▶ **REQUEST**: What is the number of lines holding the word "text"? Write that number and nothing else.

▶ **Entries taken from a collection**:
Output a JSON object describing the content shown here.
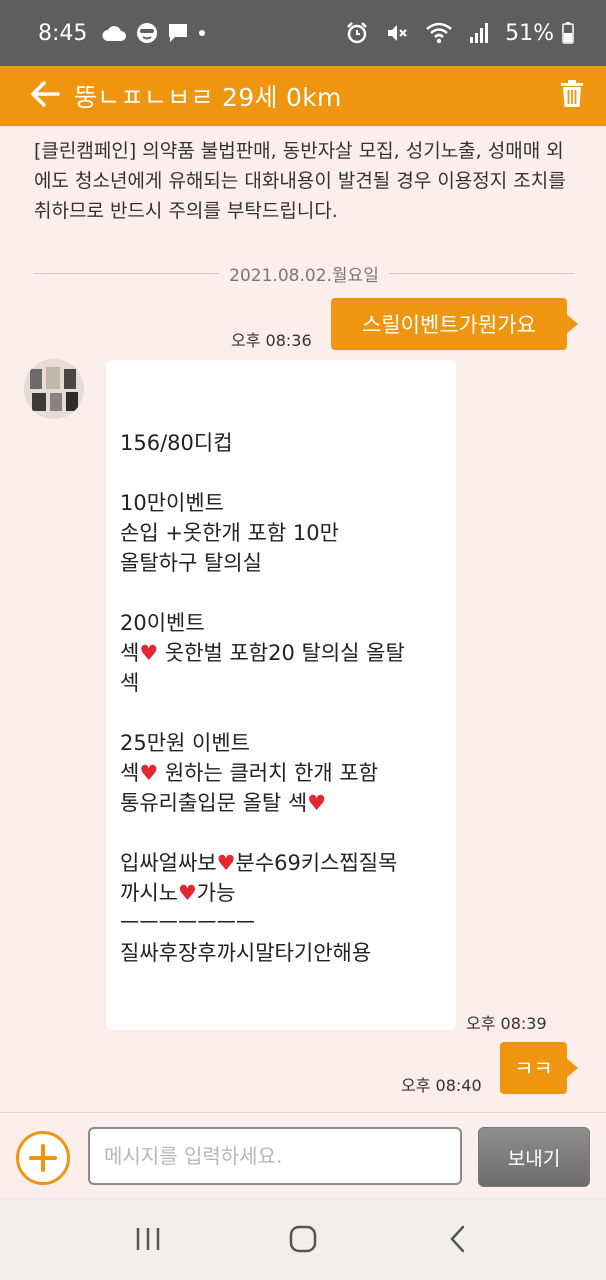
{
  "status_bar": {
    "time": "8:45",
    "battery": "51%",
    "left_icons": [
      "cloud-icon",
      "face-icon",
      "message-icon",
      "dot-icon"
    ],
    "right_icons": [
      "alarm-icon",
      "mute-icon",
      "wifi-icon",
      "signal-icon",
      "battery-icon"
    ]
  },
  "header": {
    "title": "뚱ㄴㅍㄴㅂㄹ 29세 0km",
    "back_icon": "arrow-left-icon",
    "delete_icon": "trash-icon"
  },
  "notice": {
    "text": "[클린캠페인] 의약품 불법판매, 동반자살 모집, 성기노출, 성매매 외에도 청소년에게 유해되는 대화내용이 발견될 경우 이용정지 조치를 취하므로 반드시 주의를 부탁드립니다."
  },
  "date_separator": "2021.08.02.월요일",
  "messages": {
    "out1": {
      "text": "스릴이벤트가뭔가요",
      "time": "오후 08:36"
    },
    "in1": {
      "time": "오후 08:39",
      "paragraphs": [
        [
          "156/80디컵"
        ],
        [
          "10만이벤트",
          "손입 +옷한개 포함 10만",
          "올탈하구 탈의실"
        ],
        [
          "20이벤트",
          "섹❤️ 옷한벌 포함20 탈의실 올탈",
          "섹"
        ],
        [
          "25만원 이벤트",
          "섹❤️ 원하는 클러치 한개 포함",
          "통유리출입문 올탈 섹❤️"
        ],
        [
          "입싸얼싸보❤️분수69키스찝질목",
          "까시노❤️가능",
          "ㅡㅡㅡㅡㅡㅡㅡ",
          "질싸후장후까시말타기안해용"
        ]
      ]
    },
    "out2": {
      "text": "ㅋㅋ",
      "time": "오후 08:40"
    }
  },
  "input_bar": {
    "placeholder": "메시지를 입력하세요.",
    "send_label": "보내기",
    "add_icon": "plus-icon"
  },
  "nav_bar": {
    "icons": [
      "recent-apps-icon",
      "home-icon",
      "back-icon"
    ]
  },
  "colors": {
    "accent": "#f0950f",
    "status_bar": "#5e5e5e",
    "chat_bg": "#fdeeee",
    "send_button": "#7b7b7b"
  }
}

▶ **ANSWER**: 3